§ PROBLEM DETAILS
Output every line below exactly.

§ GIVEN RECORDS
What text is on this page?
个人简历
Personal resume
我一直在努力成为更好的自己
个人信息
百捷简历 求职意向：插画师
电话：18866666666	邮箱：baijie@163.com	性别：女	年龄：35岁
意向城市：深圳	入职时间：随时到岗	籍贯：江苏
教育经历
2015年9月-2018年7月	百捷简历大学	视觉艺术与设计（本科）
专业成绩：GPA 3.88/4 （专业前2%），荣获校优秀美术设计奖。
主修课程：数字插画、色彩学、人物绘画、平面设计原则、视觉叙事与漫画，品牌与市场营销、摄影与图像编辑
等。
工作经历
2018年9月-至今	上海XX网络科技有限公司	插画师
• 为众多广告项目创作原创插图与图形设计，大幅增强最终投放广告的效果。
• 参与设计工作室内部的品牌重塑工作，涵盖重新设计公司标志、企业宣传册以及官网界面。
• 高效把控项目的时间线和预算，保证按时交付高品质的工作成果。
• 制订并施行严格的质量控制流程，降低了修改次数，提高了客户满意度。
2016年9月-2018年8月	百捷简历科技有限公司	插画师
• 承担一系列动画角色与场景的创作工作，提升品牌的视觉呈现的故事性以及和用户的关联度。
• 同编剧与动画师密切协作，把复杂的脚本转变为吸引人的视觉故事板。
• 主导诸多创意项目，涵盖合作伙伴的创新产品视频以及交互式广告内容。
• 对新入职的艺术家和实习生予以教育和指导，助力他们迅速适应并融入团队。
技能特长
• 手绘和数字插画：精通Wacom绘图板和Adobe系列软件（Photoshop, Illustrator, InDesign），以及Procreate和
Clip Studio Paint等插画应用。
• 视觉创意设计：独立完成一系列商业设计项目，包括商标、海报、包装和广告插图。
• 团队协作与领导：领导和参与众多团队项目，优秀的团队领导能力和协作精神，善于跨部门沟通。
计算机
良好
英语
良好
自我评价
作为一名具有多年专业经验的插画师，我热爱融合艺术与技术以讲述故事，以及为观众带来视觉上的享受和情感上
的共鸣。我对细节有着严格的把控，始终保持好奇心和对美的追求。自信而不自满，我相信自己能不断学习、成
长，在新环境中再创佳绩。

§ ANSWER TO THE PROBLEM
What text is on this page?
个人简历
Personal resume
我一直在努力成为更好的自己
个人信息
百捷简历 求职意向：插画师
电话：18866666666	邮箱：baijie@163.com	性别：女	年龄：35岁
意向城市：深圳	入职时间：随时到岗	籍贯：江苏
教育经历
2015年9月-2018年7月	百捷简历大学	视觉艺术与设计（本科）
专业成绩：GPA 3.88/4 （专业前2%），荣获校优秀美术设计奖。
主修课程：数字插画、色彩学、人物绘画、平面设计原则、视觉叙事与漫画，品牌与市场营销、摄影与图像编辑
等。
工作经历
2018年9月-至今	上海XX网络科技有限公司	插画师
• 为众多广告项目创作原创插图与图形设计，大幅增强最终投放广告的效果。
• 参与设计工作室内部的品牌重塑工作，涵盖重新设计公司标志、企业宣传册以及官网界面。
• 高效把控项目的时间线和预算，保证按时交付高品质的工作成果。
• 制订并施行严格的质量控制流程，降低了修改次数，提高了客户满意度。
2016年9月-2018年8月	百捷简历科技有限公司	插画师
• 承担一系列动画角色与场景的创作工作，提升品牌的视觉呈现的故事性以及和用户的关联度。
• 同编剧与动画师密切协作，把复杂的脚本转变为吸引人的视觉故事板。
• 主导诸多创意项目，涵盖合作伙伴的创新产品视频以及交互式广告内容。
• 对新入职的艺术家和实习生予以教育和指导，助力他们迅速适应并融入团队。
技能特长
• 手绘和数字插画：精通Wacom绘图板和Adobe系列软件（Photoshop, Illustrator, InDesign），以及Procreate和
Clip Studio Paint等插画应用。
• 视觉创意设计：独立完成一系列商业设计项目，包括商标、海报、包装和广告插图。
• 团队协作与领导：领导和参与众多团队项目，优秀的团队领导能力和协作精神，善于跨部门沟通。
计算机
良好
英语
良好
自我评价
作为一名具有多年专业经验的插画师，我热爱融合艺术与技术以讲述故事，以及为观众带来视觉上的享受和情感上
的共鸣。我对细节有着严格的把控，始终保持好奇心和对美的追求。自信而不自满，我相信自己能不断学习、成
长，在新环境中再创佳绩。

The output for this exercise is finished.